┌──

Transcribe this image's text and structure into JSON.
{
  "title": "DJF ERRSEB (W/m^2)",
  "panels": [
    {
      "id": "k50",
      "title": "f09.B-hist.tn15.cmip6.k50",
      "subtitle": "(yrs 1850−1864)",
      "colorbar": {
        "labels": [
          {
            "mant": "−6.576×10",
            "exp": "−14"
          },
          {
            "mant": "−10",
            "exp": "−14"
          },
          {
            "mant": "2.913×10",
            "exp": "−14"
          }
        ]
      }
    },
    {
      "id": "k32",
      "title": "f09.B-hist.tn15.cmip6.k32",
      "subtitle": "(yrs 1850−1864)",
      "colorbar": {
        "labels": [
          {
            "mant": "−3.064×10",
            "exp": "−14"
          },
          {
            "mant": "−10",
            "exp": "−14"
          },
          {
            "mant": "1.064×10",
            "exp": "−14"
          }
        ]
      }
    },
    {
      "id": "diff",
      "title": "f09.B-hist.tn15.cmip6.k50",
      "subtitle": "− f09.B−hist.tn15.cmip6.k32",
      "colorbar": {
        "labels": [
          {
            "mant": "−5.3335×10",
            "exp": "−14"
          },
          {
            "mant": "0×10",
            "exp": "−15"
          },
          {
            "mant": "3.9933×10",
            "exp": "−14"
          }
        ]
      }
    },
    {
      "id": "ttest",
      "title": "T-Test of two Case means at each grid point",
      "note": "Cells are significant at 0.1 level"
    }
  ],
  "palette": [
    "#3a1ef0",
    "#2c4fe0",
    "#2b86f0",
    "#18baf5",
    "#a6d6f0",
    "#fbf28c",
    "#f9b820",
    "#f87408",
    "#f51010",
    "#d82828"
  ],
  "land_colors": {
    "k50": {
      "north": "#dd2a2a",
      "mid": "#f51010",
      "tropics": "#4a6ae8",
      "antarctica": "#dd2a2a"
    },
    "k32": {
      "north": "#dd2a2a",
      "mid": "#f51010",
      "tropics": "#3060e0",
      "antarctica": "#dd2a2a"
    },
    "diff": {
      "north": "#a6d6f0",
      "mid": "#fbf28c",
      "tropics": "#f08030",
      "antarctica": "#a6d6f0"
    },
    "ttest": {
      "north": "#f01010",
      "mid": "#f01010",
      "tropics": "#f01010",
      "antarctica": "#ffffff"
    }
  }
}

└──

### The problem
Write out the whole listing again. Match it word for word.

### Full answer
Transcribe this image's text and structure into JSON.
{
  "title": "DJF ERRSEB (W/m^2)",
  "panels": [
    {
      "id": "k50",
      "title": "f09.B-hist.tn15.cmip6.k50",
      "subtitle": "(yrs 1850−1864)",
      "colorbar": {
        "labels": [
          {
            "mant": "−6.576×10",
            "exp": "−14"
          },
          {
            "mant": "−10",
            "exp": "−14"
          },
          {
            "mant": "2.913×10",
            "exp": "−14"
          }
        ]
      }
    },
    {
      "id": "k32",
      "title": "f09.B-hist.tn15.cmip6.k32",
      "subtitle": "(yrs 1850−1864)",
      "colorbar": {
        "labels": [
          {
            "mant": "−3.064×10",
            "exp": "−14"
          },
          {
            "mant": "−10",
            "exp": "−14"
          },
          {
            "mant": "1.064×10",
            "exp": "−14"
          }
        ]
      }
    },
    {
      "id": "diff",
      "title": "f09.B-hist.tn15.cmip6.k50",
      "subtitle": "− f09.B−hist.tn15.cmip6.k32",
      "colorbar": {
        "labels": [
          {
            "mant": "−5.3335×10",
            "exp": "−14"
          },
          {
            "mant": "0×10",
            "exp": "−15"
          },
          {
            "mant": "3.9933×10",
            "exp": "−14"
          }
        ]
      }
    },
    {
      "id": "ttest",
      "title": "T-Test of two Case means at each grid point",
      "note": "Cells are significant at 0.1 level"
    }
  ],
  "palette": [
    "#3a1ef0",
    "#2c4fe0",
    "#2b86f0",
    "#18baf5",
    "#a6d6f0",
    "#fbf28c",
    "#f9b820",
    "#f87408",
    "#f51010",
    "#d82828"
  ],
  "land_colors": {
    "k50": {
      "north": "#dd2a2a",
      "mid": "#f51010",
      "tropics": "#4a6ae8",
      "antarctica": "#dd2a2a"
    },
    "k32": {
      "north": "#dd2a2a",
      "mid": "#f51010",
      "tropics": "#3060e0",
      "antarctica": "#dd2a2a"
    },
    "diff": {
      "north": "#a6d6f0",
      "mid": "#fbf28c",
      "tropics": "#f08030",
      "antarctica": "#a6d6f0"
    },
    "ttest": {
      "north": "#f01010",
      "mid": "#f01010",
      "tropics": "#f01010",
      "antarctica": "#ffffff"
    }
  }
}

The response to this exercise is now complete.